Raw records -
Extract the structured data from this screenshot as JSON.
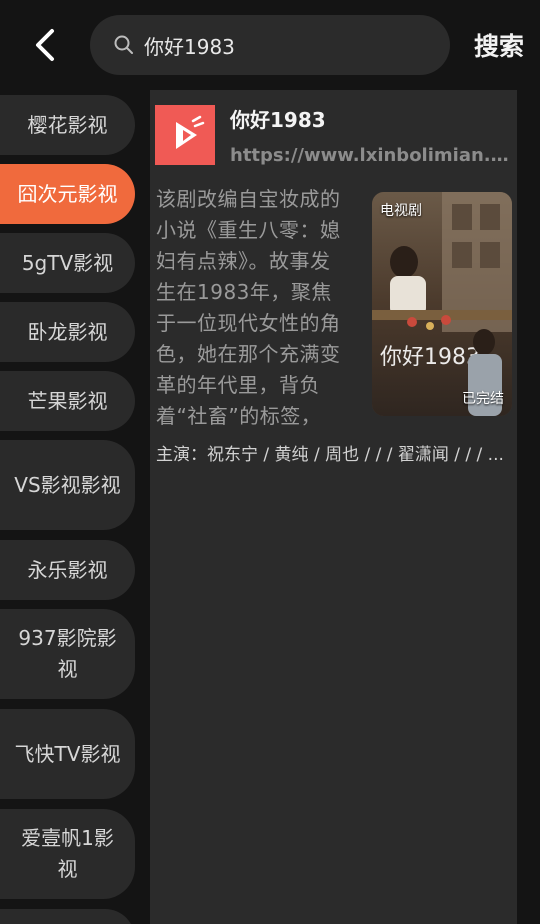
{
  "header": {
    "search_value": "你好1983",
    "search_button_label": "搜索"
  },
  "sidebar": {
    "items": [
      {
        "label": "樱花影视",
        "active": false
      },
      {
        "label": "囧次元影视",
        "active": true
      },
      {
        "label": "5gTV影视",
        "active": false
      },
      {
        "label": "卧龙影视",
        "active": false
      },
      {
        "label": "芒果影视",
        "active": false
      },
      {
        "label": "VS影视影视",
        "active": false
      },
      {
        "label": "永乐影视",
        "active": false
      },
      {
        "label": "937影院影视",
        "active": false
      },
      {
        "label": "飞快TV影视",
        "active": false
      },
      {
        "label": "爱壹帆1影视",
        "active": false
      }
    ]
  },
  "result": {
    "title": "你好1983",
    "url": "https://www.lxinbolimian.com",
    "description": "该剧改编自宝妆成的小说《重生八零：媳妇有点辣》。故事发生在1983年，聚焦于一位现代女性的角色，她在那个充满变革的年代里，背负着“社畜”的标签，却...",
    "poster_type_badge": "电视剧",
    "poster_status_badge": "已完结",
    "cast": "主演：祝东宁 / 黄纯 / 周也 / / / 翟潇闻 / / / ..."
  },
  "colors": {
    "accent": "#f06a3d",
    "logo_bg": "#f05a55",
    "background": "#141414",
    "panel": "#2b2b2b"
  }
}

Brief -
Leave out every picture and copy the rest of the records exactly.

The response -
Extract the structured data from this screenshot as JSON.
{
  "header": {
    "search_value": "你好1983",
    "search_button_label": "搜索"
  },
  "sidebar": {
    "items": [
      {
        "label": "樱花影视",
        "active": false
      },
      {
        "label": "囧次元影视",
        "active": true
      },
      {
        "label": "5gTV影视",
        "active": false
      },
      {
        "label": "卧龙影视",
        "active": false
      },
      {
        "label": "芒果影视",
        "active": false
      },
      {
        "label": "VS影视影视",
        "active": false
      },
      {
        "label": "永乐影视",
        "active": false
      },
      {
        "label": "937影院影视",
        "active": false
      },
      {
        "label": "飞快TV影视",
        "active": false
      },
      {
        "label": "爱壹帆1影视",
        "active": false
      }
    ]
  },
  "result": {
    "title": "你好1983",
    "url": "https://www.lxinbolimian.com",
    "description": "该剧改编自宝妆成的小说《重生八零：媳妇有点辣》。故事发生在1983年，聚焦于一位现代女性的角色，她在那个充满变革的年代里，背负着“社畜”的标签，却...",
    "poster_type_badge": "电视剧",
    "poster_status_badge": "已完结",
    "cast": "主演：祝东宁 / 黄纯 / 周也 / / / 翟潇闻 / / / ..."
  },
  "colors": {
    "accent": "#f06a3d",
    "logo_bg": "#f05a55",
    "background": "#141414",
    "panel": "#2b2b2b"
  }
}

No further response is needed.